======== DATA SHOWN

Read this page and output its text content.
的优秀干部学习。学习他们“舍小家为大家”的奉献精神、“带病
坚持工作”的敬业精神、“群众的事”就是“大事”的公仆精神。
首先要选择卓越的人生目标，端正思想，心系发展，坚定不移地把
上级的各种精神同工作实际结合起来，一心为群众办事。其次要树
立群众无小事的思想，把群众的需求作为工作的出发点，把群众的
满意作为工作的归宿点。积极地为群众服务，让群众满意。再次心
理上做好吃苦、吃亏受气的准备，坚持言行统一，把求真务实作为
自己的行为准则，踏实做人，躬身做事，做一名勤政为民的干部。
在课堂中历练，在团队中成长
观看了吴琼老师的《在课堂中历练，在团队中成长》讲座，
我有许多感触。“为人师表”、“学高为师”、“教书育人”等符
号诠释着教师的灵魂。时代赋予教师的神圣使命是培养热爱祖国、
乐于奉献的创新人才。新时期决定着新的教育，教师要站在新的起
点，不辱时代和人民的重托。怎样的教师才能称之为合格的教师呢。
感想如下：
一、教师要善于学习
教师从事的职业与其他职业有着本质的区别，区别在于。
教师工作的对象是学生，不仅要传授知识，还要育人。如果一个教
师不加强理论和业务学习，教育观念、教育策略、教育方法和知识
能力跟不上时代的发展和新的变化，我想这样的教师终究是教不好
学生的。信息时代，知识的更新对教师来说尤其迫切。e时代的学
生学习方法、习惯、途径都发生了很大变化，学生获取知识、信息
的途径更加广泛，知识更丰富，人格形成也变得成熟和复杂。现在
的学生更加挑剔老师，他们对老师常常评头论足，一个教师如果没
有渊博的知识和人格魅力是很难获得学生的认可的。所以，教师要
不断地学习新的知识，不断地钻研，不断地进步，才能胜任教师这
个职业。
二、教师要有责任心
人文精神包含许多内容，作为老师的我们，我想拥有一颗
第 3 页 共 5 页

================

*WHAT IS NEEDED*. Reproduce the entire listing word for word.

*REPLY*.
Read this page and output its text content.
的优秀干部学习。学习他们“舍小家为大家”的奉献精神、“带病
坚持工作”的敬业精神、“群众的事”就是“大事”的公仆精神。
首先要选择卓越的人生目标，端正思想，心系发展，坚定不移地把
上级的各种精神同工作实际结合起来，一心为群众办事。其次要树
立群众无小事的思想，把群众的需求作为工作的出发点，把群众的
满意作为工作的归宿点。积极地为群众服务，让群众满意。再次心
理上做好吃苦、吃亏受气的准备，坚持言行统一，把求真务实作为
自己的行为准则，踏实做人，躬身做事，做一名勤政为民的干部。
在课堂中历练，在团队中成长
观看了吴琼老师的《在课堂中历练，在团队中成长》讲座，
我有许多感触。“为人师表”、“学高为师”、“教书育人”等符
号诠释着教师的灵魂。时代赋予教师的神圣使命是培养热爱祖国、
乐于奉献的创新人才。新时期决定着新的教育，教师要站在新的起
点，不辱时代和人民的重托。怎样的教师才能称之为合格的教师呢。
感想如下：
一、教师要善于学习
教师从事的职业与其他职业有着本质的区别，区别在于。
教师工作的对象是学生，不仅要传授知识，还要育人。如果一个教
师不加强理论和业务学习，教育观念、教育策略、教育方法和知识
能力跟不上时代的发展和新的变化，我想这样的教师终究是教不好
学生的。信息时代，知识的更新对教师来说尤其迫切。e时代的学
生学习方法、习惯、途径都发生了很大变化，学生获取知识、信息
的途径更加广泛，知识更丰富，人格形成也变得成熟和复杂。现在
的学生更加挑剔老师，他们对老师常常评头论足，一个教师如果没
有渊博的知识和人格魅力是很难获得学生的认可的。所以，教师要
不断地学习新的知识，不断地钻研，不断地进步，才能胜任教师这
个职业。
二、教师要有责任心
人文精神包含许多内容，作为老师的我们，我想拥有一颗
第 3 页 共 5 页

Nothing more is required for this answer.